__EXTRACTED TEXT__
NEXT: Turner And The Channel

TURNER AND THE CHANNEL

Turner has the biggest scope of duties at Microsoft of any executive besides Ballmer. He oversees roughly half of the Redmond, Wash., company, including worldwide sales, services, support and channel partners, operations and software licensing. He also oversees Microsoft's retail stores. Turner has been Microsoft's highest-paid executive for the past three years, and in 2012 earned a total compensation packaged valued at $10.7 million.

Turner oversees Microsoft's vast partner channel, and every year, he takes the stage at Microsoft's Worldwide Partner Conference to get partners fired up about the company's latest products. Turner has been the highest-rated WPC speaker by partner attendees, besting even Ballmer, for the past five years, according to a Microsoft spokesperson.

Microsoft spokespeople claim Turner spends much of his time meeting with partners around the world, listening to their concerns and helping to solve business issues. Yet many partners believe Turner is not as "all in" with the channel as he could be. Some see him as the mastermind behind Microsoft's initial retail-only sales strategy for Surface tablets and the limited rollout through large account resellers only.

"It's critical that Microsoft hire a CEO that is channel-friendly and not someone like Kevin Turner, who is not a fan of the channel," said David Powell, vice president of TekLinks, a Birmingham, Ala.-based Microsoft partner. "The question is which side wins: the partner-centric model or the hard-nosed vendor approach of Kevin Turner who grew up at Walmart?"

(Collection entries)
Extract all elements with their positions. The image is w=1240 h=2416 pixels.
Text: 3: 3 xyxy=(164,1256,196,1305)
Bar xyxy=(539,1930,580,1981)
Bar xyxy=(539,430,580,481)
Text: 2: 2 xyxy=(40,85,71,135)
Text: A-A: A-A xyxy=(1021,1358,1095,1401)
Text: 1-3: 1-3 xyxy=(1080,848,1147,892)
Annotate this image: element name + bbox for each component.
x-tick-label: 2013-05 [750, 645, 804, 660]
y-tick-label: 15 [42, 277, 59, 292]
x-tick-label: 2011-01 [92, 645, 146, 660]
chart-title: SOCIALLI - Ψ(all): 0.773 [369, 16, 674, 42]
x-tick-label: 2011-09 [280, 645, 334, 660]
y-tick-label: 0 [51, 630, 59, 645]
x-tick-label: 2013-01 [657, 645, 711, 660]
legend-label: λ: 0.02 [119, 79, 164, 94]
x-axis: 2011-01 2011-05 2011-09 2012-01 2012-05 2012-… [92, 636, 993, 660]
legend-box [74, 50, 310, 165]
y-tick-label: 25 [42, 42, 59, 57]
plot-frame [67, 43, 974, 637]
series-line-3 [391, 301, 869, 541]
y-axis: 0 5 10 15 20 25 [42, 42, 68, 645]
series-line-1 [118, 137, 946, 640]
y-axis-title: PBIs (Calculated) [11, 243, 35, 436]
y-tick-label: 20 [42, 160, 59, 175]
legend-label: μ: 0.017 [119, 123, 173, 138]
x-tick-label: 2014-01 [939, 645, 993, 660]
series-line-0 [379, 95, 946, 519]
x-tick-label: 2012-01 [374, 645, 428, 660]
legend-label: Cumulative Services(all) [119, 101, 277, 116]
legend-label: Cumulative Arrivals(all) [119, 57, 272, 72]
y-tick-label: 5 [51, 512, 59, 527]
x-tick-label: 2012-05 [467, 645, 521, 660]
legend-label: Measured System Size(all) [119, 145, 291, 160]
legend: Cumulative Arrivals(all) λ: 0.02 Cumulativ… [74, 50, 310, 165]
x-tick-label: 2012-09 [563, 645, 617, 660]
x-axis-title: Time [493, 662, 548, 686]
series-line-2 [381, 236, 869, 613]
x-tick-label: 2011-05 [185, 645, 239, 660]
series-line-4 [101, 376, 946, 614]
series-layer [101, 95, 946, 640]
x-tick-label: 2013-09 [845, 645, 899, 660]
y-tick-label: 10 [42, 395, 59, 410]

__EXERCISE TASK__
Extract the passage on Kevin Turner and the Microsoft partner channel word for word from "Turner oversees Microsoft's" to "account resellers only.".

__RIGHT ANSWER__
Turner oversees Microsoft's vast partner channel, and every year, he takes the stage at Microsoft's Worldwide Partner Conference to get partners fired up about the company's latest products. Turner has been the highest-rated WPC speaker by partner attendees, besting even Ballmer, for the past five years, according to a Microsoft spokesperson.

Microsoft spokespeople claim Turner spends much of his time meeting with partners around the world, listening to their concerns and helping to solve business issues. Yet many partners believe Turner is not as "all in" with the channel as he could be. Some see him as the mastermind behind Microsoft's initial retail-only sales strategy for Surface tablets and the limited rollout through large account resellers only.